*SET PROBLEM*: Sort through the entries below and pull out lines containing the word "this".

(Data records)
======

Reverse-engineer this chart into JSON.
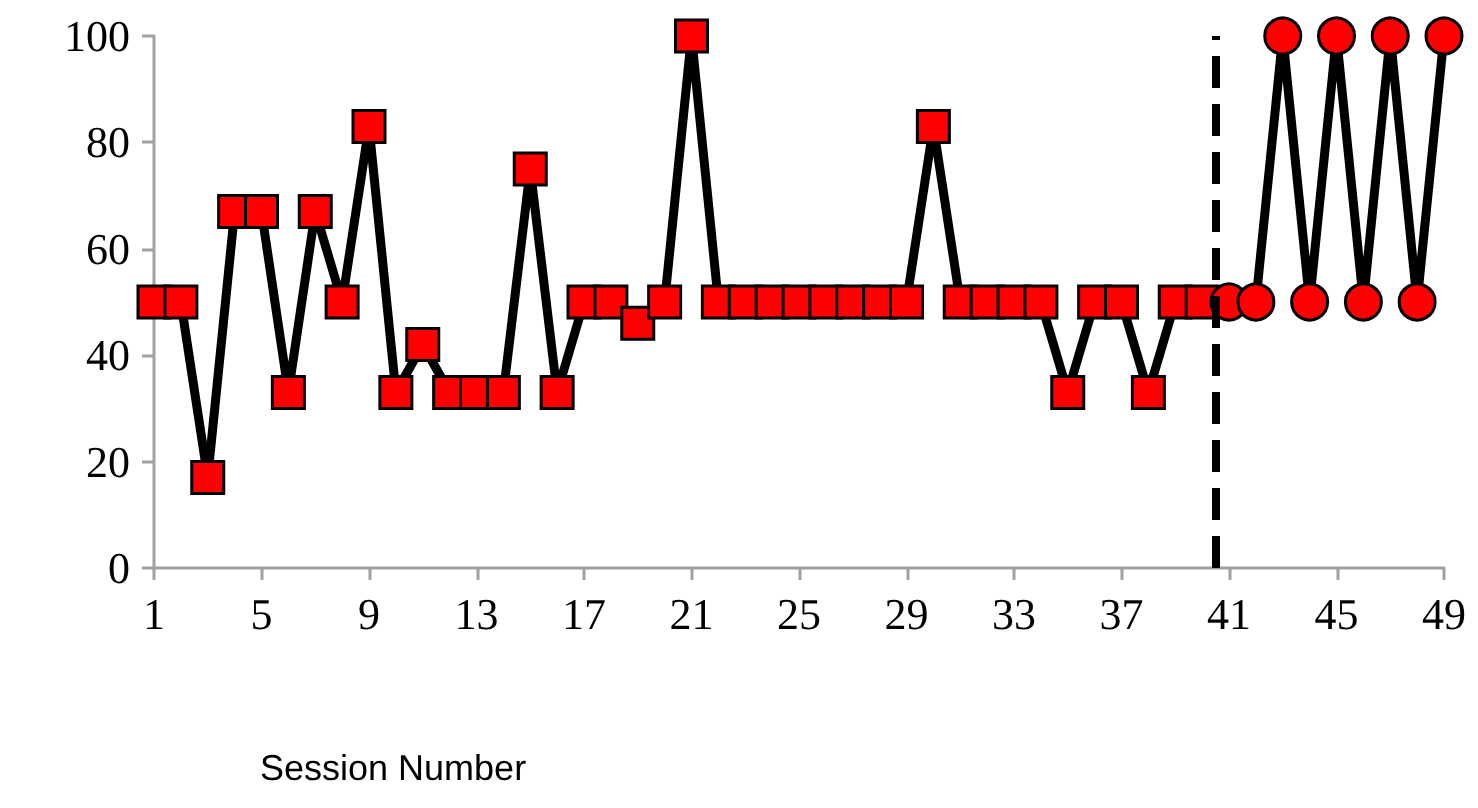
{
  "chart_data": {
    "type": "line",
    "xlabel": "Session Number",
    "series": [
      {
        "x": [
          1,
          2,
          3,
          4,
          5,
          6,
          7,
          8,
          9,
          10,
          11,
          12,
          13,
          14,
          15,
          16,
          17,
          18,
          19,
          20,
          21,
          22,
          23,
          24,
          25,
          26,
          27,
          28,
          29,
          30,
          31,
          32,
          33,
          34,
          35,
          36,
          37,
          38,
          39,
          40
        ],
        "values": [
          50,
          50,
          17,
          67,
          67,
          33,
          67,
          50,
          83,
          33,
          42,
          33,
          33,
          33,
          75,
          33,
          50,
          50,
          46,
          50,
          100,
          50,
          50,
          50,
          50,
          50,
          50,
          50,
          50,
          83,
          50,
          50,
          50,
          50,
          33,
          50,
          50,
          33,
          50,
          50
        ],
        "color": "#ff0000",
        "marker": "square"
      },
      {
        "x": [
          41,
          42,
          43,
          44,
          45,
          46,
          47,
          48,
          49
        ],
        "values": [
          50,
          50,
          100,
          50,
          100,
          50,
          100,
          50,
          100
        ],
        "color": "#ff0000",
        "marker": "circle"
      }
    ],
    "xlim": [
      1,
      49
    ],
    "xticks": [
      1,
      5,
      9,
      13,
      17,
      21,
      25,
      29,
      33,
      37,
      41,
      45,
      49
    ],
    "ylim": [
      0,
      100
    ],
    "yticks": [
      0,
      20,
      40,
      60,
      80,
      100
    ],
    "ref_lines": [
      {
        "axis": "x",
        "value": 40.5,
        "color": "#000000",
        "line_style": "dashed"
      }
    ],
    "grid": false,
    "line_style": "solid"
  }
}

======

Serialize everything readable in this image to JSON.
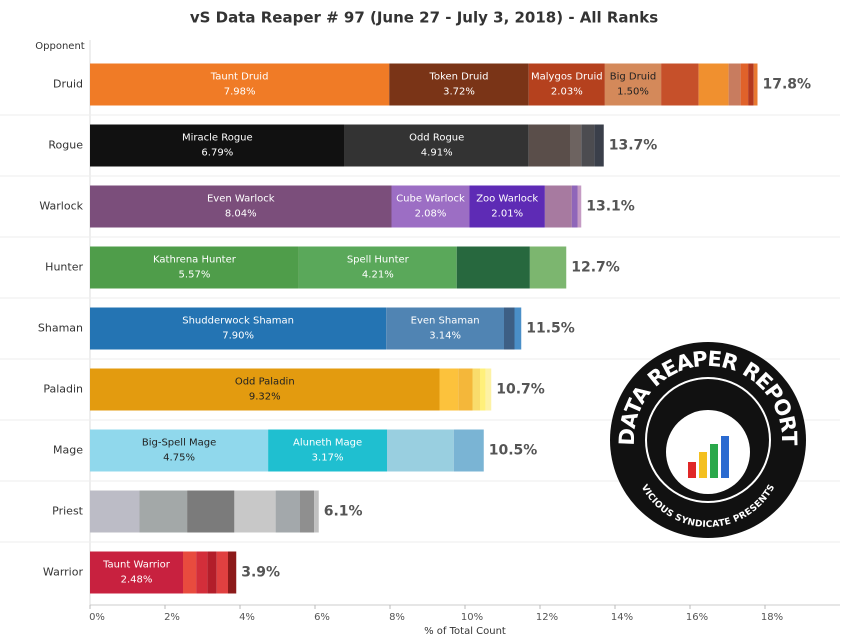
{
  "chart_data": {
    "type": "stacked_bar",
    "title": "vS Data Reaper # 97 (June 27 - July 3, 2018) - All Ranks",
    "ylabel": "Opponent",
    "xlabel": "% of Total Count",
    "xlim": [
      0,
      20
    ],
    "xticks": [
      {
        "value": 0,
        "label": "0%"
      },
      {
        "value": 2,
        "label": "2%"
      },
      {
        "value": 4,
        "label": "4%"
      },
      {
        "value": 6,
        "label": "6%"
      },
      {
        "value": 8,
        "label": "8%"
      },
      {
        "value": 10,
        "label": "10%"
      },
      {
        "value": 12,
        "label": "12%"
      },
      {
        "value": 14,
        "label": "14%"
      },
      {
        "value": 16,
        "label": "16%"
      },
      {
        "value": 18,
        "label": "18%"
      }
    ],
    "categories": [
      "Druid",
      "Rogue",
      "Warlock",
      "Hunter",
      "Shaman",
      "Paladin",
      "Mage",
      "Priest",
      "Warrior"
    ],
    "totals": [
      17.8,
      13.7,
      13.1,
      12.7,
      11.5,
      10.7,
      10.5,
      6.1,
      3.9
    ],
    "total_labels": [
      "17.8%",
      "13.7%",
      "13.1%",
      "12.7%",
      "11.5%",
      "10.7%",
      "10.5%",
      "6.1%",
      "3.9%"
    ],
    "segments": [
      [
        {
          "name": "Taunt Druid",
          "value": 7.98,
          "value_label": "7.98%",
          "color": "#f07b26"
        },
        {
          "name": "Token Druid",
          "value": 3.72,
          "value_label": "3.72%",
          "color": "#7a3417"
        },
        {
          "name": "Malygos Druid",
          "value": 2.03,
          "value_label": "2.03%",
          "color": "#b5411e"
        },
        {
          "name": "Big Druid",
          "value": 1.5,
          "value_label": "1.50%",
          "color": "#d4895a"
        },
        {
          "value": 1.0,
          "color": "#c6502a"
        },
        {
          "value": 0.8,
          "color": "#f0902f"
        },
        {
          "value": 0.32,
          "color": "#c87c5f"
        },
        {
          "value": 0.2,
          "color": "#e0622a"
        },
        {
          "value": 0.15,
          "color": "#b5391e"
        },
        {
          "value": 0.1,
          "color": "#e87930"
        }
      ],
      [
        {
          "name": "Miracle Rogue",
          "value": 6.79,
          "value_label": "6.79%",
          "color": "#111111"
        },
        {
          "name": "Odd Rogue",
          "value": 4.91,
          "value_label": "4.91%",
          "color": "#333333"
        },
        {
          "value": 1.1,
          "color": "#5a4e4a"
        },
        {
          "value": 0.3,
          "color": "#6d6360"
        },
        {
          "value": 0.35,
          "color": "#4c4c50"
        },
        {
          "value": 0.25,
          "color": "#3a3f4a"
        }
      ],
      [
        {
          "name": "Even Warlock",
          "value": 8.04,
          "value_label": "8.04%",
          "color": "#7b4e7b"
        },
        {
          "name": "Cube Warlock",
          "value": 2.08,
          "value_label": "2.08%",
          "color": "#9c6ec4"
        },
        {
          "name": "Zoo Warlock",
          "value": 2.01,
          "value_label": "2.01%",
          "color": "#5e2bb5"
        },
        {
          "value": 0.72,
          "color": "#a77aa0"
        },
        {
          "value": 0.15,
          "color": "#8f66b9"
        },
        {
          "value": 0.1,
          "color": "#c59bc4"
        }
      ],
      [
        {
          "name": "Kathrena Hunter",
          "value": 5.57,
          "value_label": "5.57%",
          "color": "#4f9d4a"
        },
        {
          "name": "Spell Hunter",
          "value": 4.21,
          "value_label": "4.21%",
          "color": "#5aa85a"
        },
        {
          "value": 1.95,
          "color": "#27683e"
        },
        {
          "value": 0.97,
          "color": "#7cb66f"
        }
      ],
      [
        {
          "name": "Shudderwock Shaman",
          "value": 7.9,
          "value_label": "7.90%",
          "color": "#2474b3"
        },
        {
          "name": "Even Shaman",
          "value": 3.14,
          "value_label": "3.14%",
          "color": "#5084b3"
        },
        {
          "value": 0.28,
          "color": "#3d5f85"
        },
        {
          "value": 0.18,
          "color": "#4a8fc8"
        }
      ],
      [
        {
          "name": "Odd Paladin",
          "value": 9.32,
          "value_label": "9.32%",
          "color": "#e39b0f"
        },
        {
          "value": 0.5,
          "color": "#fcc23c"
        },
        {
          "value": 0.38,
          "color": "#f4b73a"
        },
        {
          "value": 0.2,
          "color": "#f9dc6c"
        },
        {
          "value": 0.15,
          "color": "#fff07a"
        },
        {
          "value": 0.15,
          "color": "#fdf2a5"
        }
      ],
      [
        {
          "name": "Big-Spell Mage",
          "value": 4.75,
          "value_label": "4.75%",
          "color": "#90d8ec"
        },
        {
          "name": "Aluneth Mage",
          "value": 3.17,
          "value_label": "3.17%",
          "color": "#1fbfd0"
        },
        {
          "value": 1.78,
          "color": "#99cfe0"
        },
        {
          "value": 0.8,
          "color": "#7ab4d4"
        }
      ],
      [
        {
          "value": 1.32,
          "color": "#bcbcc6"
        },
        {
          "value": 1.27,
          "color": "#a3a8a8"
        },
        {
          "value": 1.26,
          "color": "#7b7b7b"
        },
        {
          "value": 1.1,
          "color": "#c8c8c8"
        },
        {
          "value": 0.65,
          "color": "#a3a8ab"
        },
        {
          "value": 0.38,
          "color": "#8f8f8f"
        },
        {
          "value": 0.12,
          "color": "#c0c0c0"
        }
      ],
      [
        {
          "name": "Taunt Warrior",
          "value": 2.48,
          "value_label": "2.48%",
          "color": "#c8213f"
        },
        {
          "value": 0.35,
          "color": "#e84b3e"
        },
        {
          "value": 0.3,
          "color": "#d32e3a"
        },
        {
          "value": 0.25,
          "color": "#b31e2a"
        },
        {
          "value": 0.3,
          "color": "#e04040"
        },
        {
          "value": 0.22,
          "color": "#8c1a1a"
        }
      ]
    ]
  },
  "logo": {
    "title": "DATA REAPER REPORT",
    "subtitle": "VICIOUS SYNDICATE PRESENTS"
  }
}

======

*OUTPUT OF THE EXERCISE*:
Reverse-engineer this chart into JSON.
Serialize everything readable in this image to JSON.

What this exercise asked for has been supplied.